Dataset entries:

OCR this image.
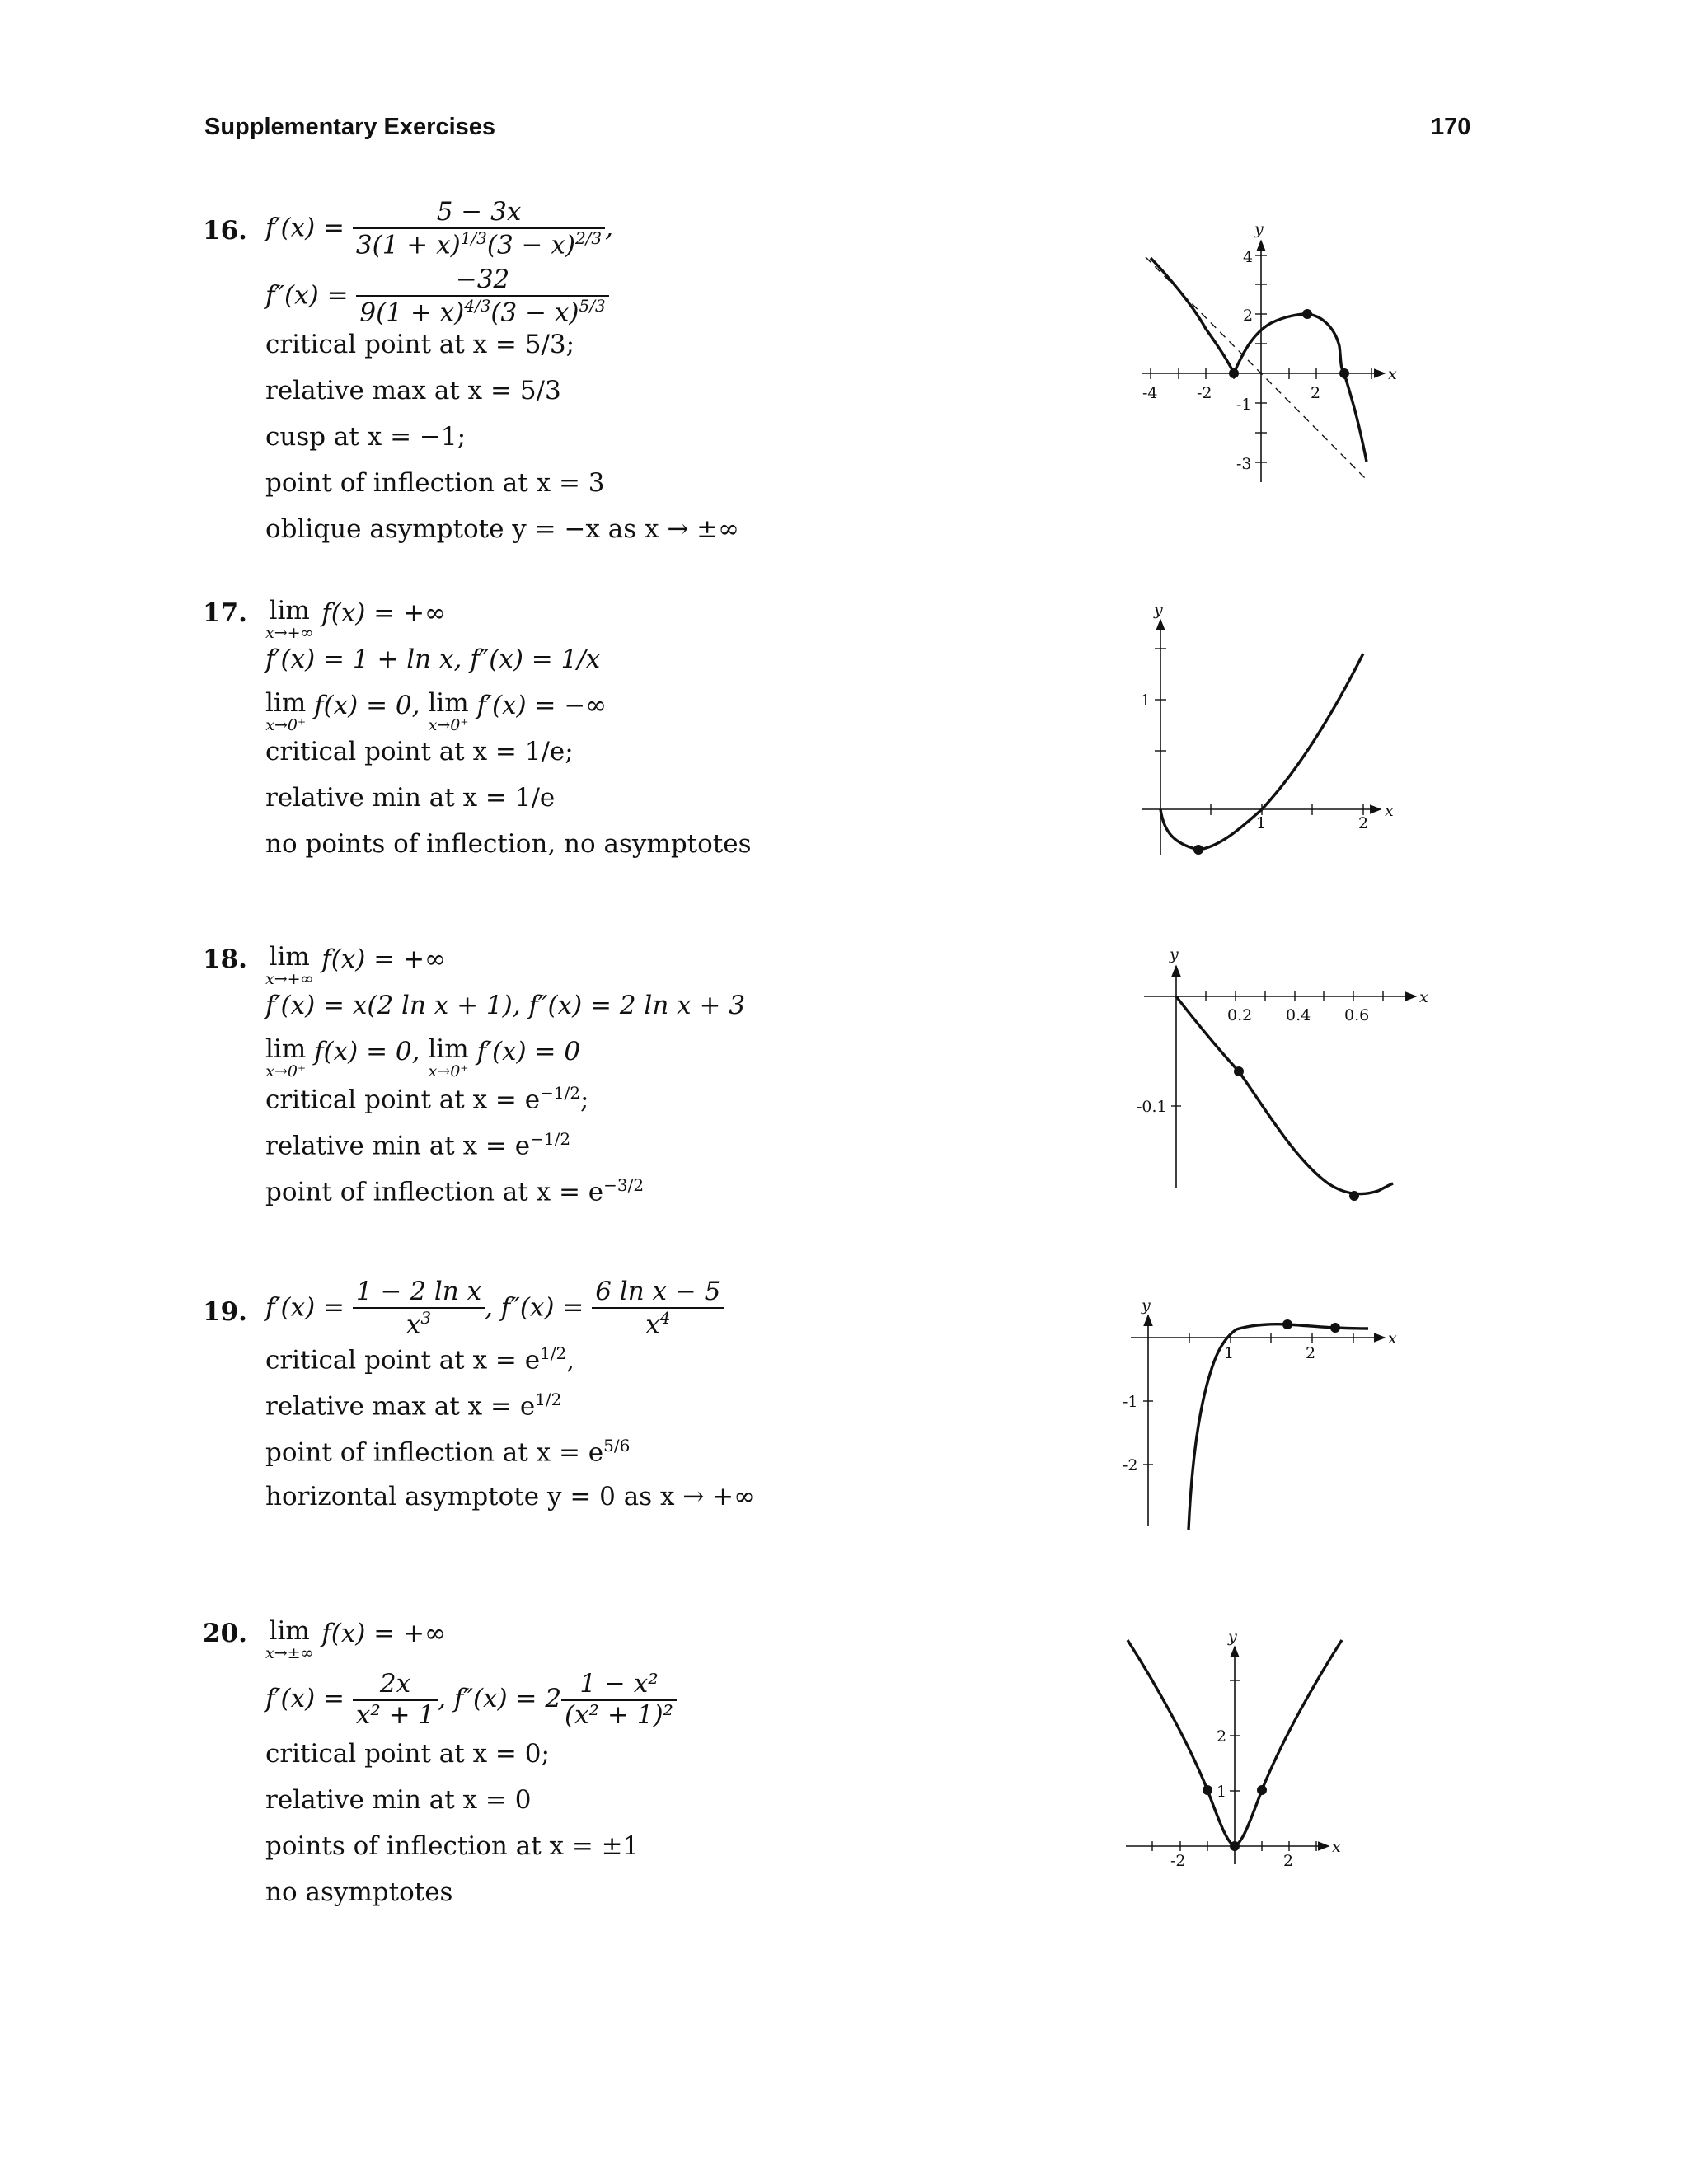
Supplementary Exercises	170
16. $f'(x) = \frac{5 - 3x}{3(1 + x)^{1/3}(3 - x)^{2/3}}$ ,
$f''(x) = \frac{-32}{9(1 + x)^{4/3}(3 - x)^{5/3}}$
critical point at x = 5/3;
relative max at x = 5/3
cusp at x = −1;
point of inflection at x = 3
oblique asymptote y = −x as x → ±∞
17. lim
x→+∞
f(x) = +∞
f′(x) = 1 + ln x, f″(x) = 1/x
lim
x→0⁺
f(x) = 0, lim
x→0⁺
f′(x) = −∞
critical point at x = 1/e;
relative min at x = 1/e
no points of inflection, no asymptotes
18. lim
x→+∞
f(x) = +∞
f′(x) = x(2 ln x + 1), f″(x) = 2 ln x + 3
lim
x→0⁺
f(x) = 0, lim
x→0⁺
f′(x) = 0
critical point at $x = e^{-1/2}$;
relative min at $x = e^{-1/2}$
point of inflection at $x = e^{-3/2}$
19. $f'(x) = \frac{\text{1 − 2 ln x}}{x^3}$ , $f''(x) = \frac{\text{6 ln x − 5}}{x^4}$
critical point at $x = e^{1/2}$,
relative max at $x = e^{1/2}$
point of inflection at $x = e^{5/6}$
horizontal asymptote y = 0 as x → +∞
20. lim
x→±∞
f(x) = +∞
$f'(x) = \frac{2x}{\text{x² + 1}}$ , $f''(x) = 2 \frac{\text{1 − x²}}{\text{(x² + 1)²}}$
critical point at x = 0;
relative min at x = 0
points of inflection at x = ±1
no asymptotes
y
x
-4 -2	2
4
2
-1
-3
y
x
1	2
1
y
x
0.2 0.4 0.6
-0.1
y
x
1	2
-1
-2
y
x
-2	2
2
1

WRITTEN EXERCISE ▸
Find every line in the records that contains the word "text"; copy those lines.

WRITTEN RESPONSE ▸
19. $f'(x) = \frac{\text{1 − 2 ln x}}{x^3}$ , $f''(x) = \frac{\text{6 ln x − 5}}{x^4}$
$f'(x) = \frac{2x}{\text{x² + 1}}$ , $f''(x) = 2 \frac{\text{1 − x²}}{\text{(x² + 1)²}}$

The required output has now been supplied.